*Required work*.
Could you copy exactly the lines from the one containing "Give me the" through the last line of the records below, leaving out any pictures?

*Records provided*.
+===+

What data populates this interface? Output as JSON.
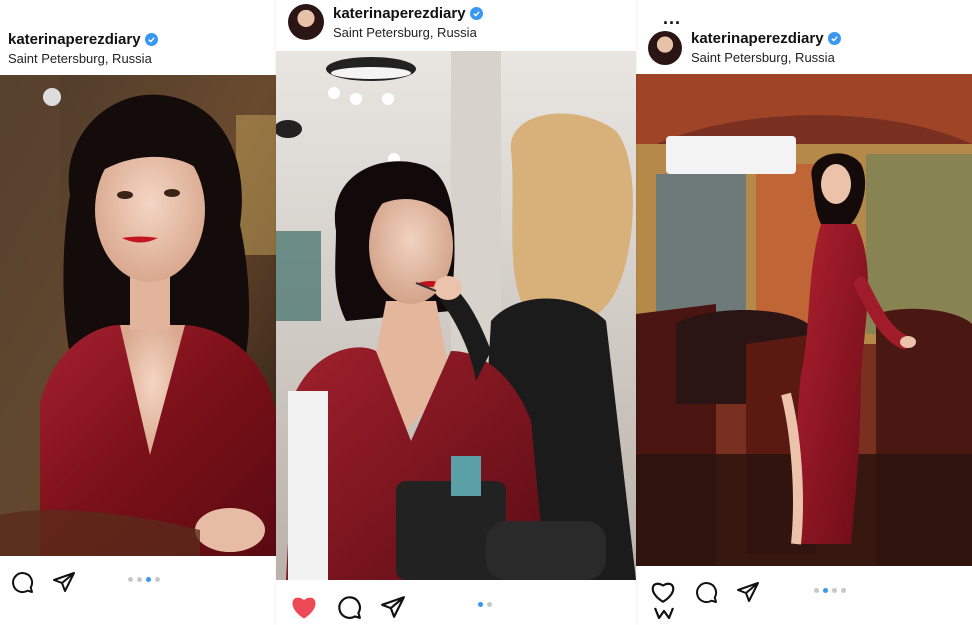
{
  "posts": [
    {
      "username": "katerinaperezdiary",
      "location": "Saint Petersburg, Russia",
      "dots": 4,
      "active_dot": 2,
      "liked": false
    },
    {
      "username": "katerinaperezdiary",
      "location": "Saint Petersburg, Russia",
      "dots": 2,
      "active_dot": 0,
      "liked": true
    },
    {
      "username": "katerinaperezdiary",
      "location": "Saint Petersburg, Russia",
      "dots": 4,
      "active_dot": 1,
      "liked": false,
      "more_label": "..."
    }
  ],
  "icons": [
    "heart-icon",
    "comment-icon",
    "share-icon",
    "verified-icon",
    "more-icon",
    "bookmark-icon"
  ],
  "colors": {
    "accent": "#3897f0",
    "like": "#ed4956",
    "dress": "#8c1620"
  }
}
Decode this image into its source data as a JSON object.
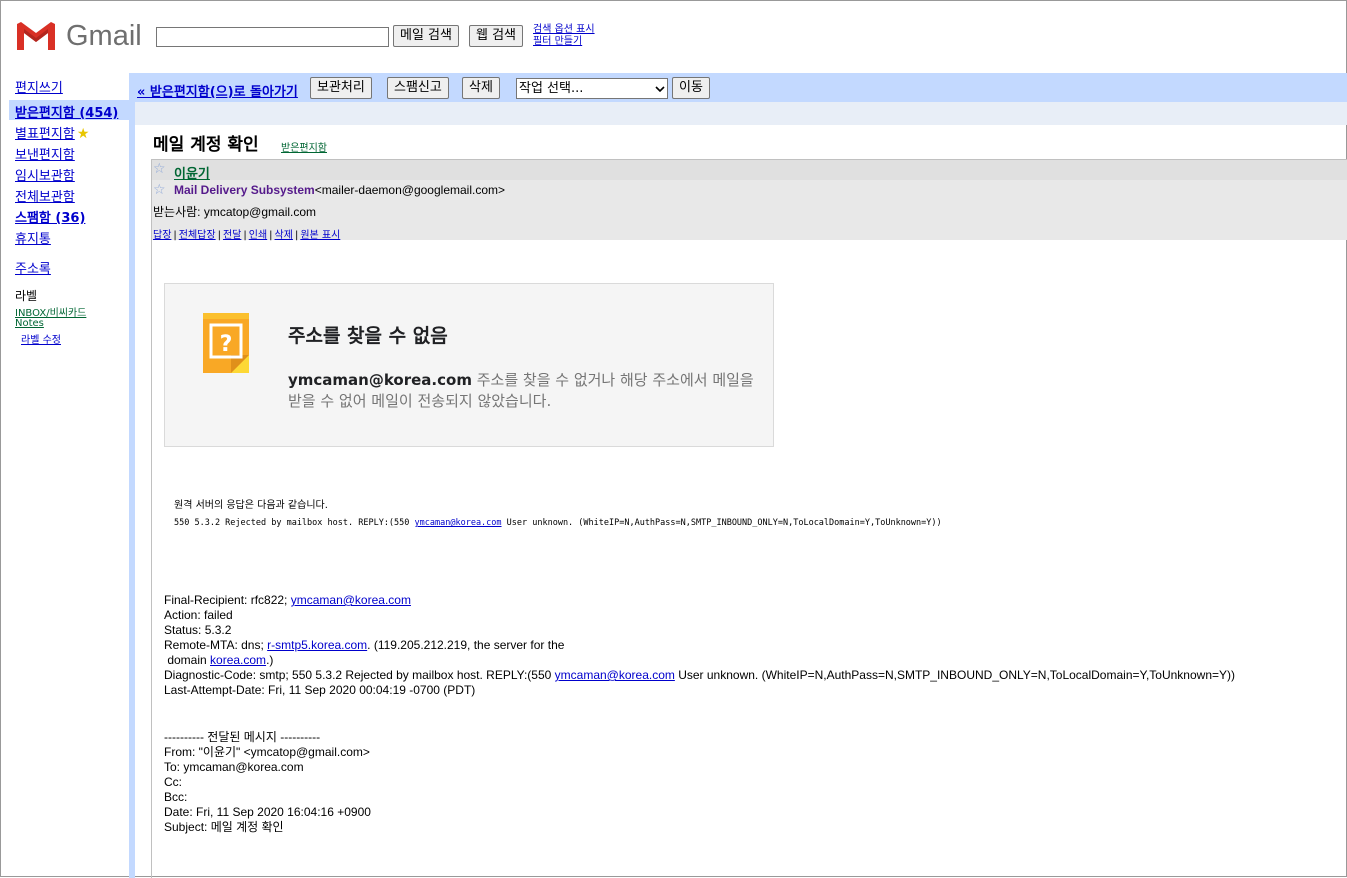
{
  "header": {
    "logo_text": "Gmail",
    "search_value": "",
    "search_mail_label": "메일 검색",
    "search_web_label": "웹 검색",
    "search_options_link": "검색 옵션 표시",
    "create_filter_link": "필터 만들기"
  },
  "colors": {
    "gmail_red": "#d93025",
    "toolbar_blue": "#c3d9ff",
    "label_green": "#006633",
    "link_blue": "#0000cc"
  },
  "sidebar": {
    "compose": "편지쓰기",
    "inbox": "받은편지함 (454)",
    "starred": "별표편지함",
    "sent": "보낸편지함",
    "drafts": "임시보관함",
    "all_mail": "전체보관함",
    "spam": "스팸함 (36)",
    "trash": "휴지통",
    "contacts": "주소록",
    "labels_title": "라벨",
    "labels": [
      "INBOX/비씨카드",
      "Notes"
    ],
    "edit_labels": "라벨 수정"
  },
  "toolbar": {
    "back": "« 받은편지함(으)로 돌아가기",
    "archive": "보관처리",
    "report_spam": "스팸신고",
    "delete": "삭제",
    "action_select": "작업 선택...",
    "move": "이동"
  },
  "message": {
    "subject": "메일 계정 확인",
    "label": "받은편지함",
    "thread_sender": "이윤기",
    "from_name": "Mail Delivery Subsystem",
    "from_addr": "<mailer-daemon@googlemail.com>",
    "to": "받는사람: ymcatop@gmail.com",
    "actions": [
      "답장",
      "전체답장",
      "전달",
      "인쇄",
      "삭제",
      "원본 표시"
    ]
  },
  "bounce": {
    "icon": "warning-note-icon",
    "title": "주소를 찾을 수 없음",
    "address": "ymcaman@korea.com",
    "text": " 주소를 찾을 수 없거나 해당 주소에서 메일을 받을 수 없어 메일이 전송되지 않았습니다.",
    "server_intro": "원격 서버의 응답은 다음과 같습니다.",
    "server_reply_prefix": "550 5.3.2 Rejected by mailbox host. REPLY:(550 ",
    "server_reply_addr": "ymcaman@korea.com",
    "server_reply_suffix": " User unknown. (WhiteIP=N,AuthPass=N,SMTP_INBOUND_ONLY=N,ToLocalDomain=Y,ToUnknown=Y))"
  },
  "dsn": {
    "final_recipient_prefix": "Final-Recipient: rfc822; ",
    "final_recipient_addr": "ymcaman@korea.com",
    "action": "Action: failed",
    "status": "Status: 5.3.2",
    "remote_mta_prefix": "Remote-MTA: dns; ",
    "remote_mta_host": "r-smtp5.korea.com",
    "remote_mta_suffix": ". (119.205.212.219, the server for the",
    "domain_prefix": " domain ",
    "domain_link": "korea.com",
    "domain_suffix": ".)",
    "diagnostic_prefix": "Diagnostic-Code: smtp; 550 5.3.2 Rejected by mailbox host. REPLY:(550 ",
    "diagnostic_addr": "ymcaman@korea.com",
    "diagnostic_suffix": " User unknown. (WhiteIP=N,AuthPass=N,SMTP_INBOUND_ONLY=N,ToLocalDomain=Y,ToUnknown=Y))",
    "last_attempt": "Last-Attempt-Date: Fri, 11 Sep 2020 00:04:19 -0700 (PDT)"
  },
  "forwarded": {
    "divider": "---------- 전달된 메시지 ----------",
    "from": "From: \"이윤기\" <ymcatop@gmail.com>",
    "to": "To: ymcaman@korea.com",
    "cc": "Cc:",
    "bcc": "Bcc:",
    "date": "Date: Fri, 11 Sep 2020 16:04:16 +0900",
    "subject": "Subject: 메일 계정 확인"
  }
}
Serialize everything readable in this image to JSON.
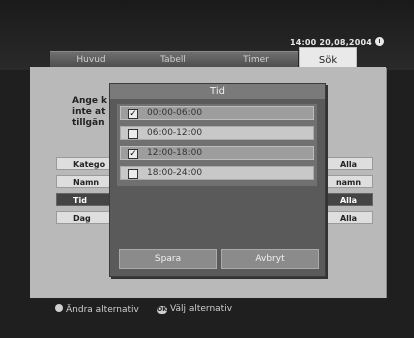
{
  "clock": "14:00 20,08,2004",
  "tabs": [
    "Huvud",
    "Tabell",
    "Timer",
    "Sök"
  ],
  "help_text": [
    "Ange k",
    "inte at",
    "tillgän"
  ],
  "rows": [
    {
      "label": "Katego",
      "value": "Alla"
    },
    {
      "label": "Namn",
      "value": "namn"
    },
    {
      "label": "Tid",
      "value": "Alla"
    },
    {
      "label": "Dag",
      "value": "Alla"
    }
  ],
  "dialog": {
    "title": "Tid",
    "options": [
      {
        "label": "00:00-06:00",
        "checked": true,
        "selected": true
      },
      {
        "label": "06:00-12:00",
        "checked": false,
        "selected": false
      },
      {
        "label": "12:00-18:00",
        "checked": true,
        "selected": true
      },
      {
        "label": "18:00-24:00",
        "checked": false,
        "selected": false
      }
    ],
    "save": "Spara",
    "cancel": "Avbryt"
  },
  "footer": {
    "change": "Ändra alternativ",
    "ok_key": "OK",
    "select": "Välj alternativ"
  }
}
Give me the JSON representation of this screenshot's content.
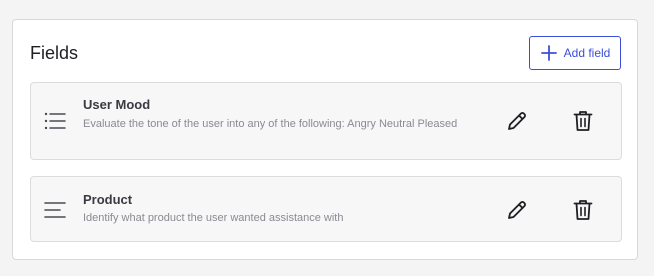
{
  "panel": {
    "title": "Fields",
    "add_button": {
      "label": "Add field",
      "icon": "plus-icon",
      "accent_color": "#3b4fd8"
    }
  },
  "fields": [
    {
      "name": "User Mood",
      "description": "Evaluate the tone of the user into any of the following: Angry Neutral Pleased",
      "type_icon": "list-icon",
      "actions": [
        "edit-icon",
        "trash-icon"
      ]
    },
    {
      "name": "Product",
      "description": "Identify what product the user wanted assistance with",
      "type_icon": "text-lines-icon",
      "actions": [
        "edit-icon",
        "trash-icon"
      ]
    }
  ]
}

+===+

*Expected output*.
Give me the JSON representation of this screenshot's content.
{
  "panel": {
    "title": "Fields",
    "add_button": {
      "label": "Add field",
      "icon": "plus-icon",
      "accent_color": "#3b4fd8"
    }
  },
  "fields": [
    {
      "name": "User Mood",
      "description": "Evaluate the tone of the user into any of the following: Angry Neutral Pleased",
      "type_icon": "list-icon",
      "actions": [
        "edit-icon",
        "trash-icon"
      ]
    },
    {
      "name": "Product",
      "description": "Identify what product the user wanted assistance with",
      "type_icon": "text-lines-icon",
      "actions": [
        "edit-icon",
        "trash-icon"
      ]
    }
  ]
}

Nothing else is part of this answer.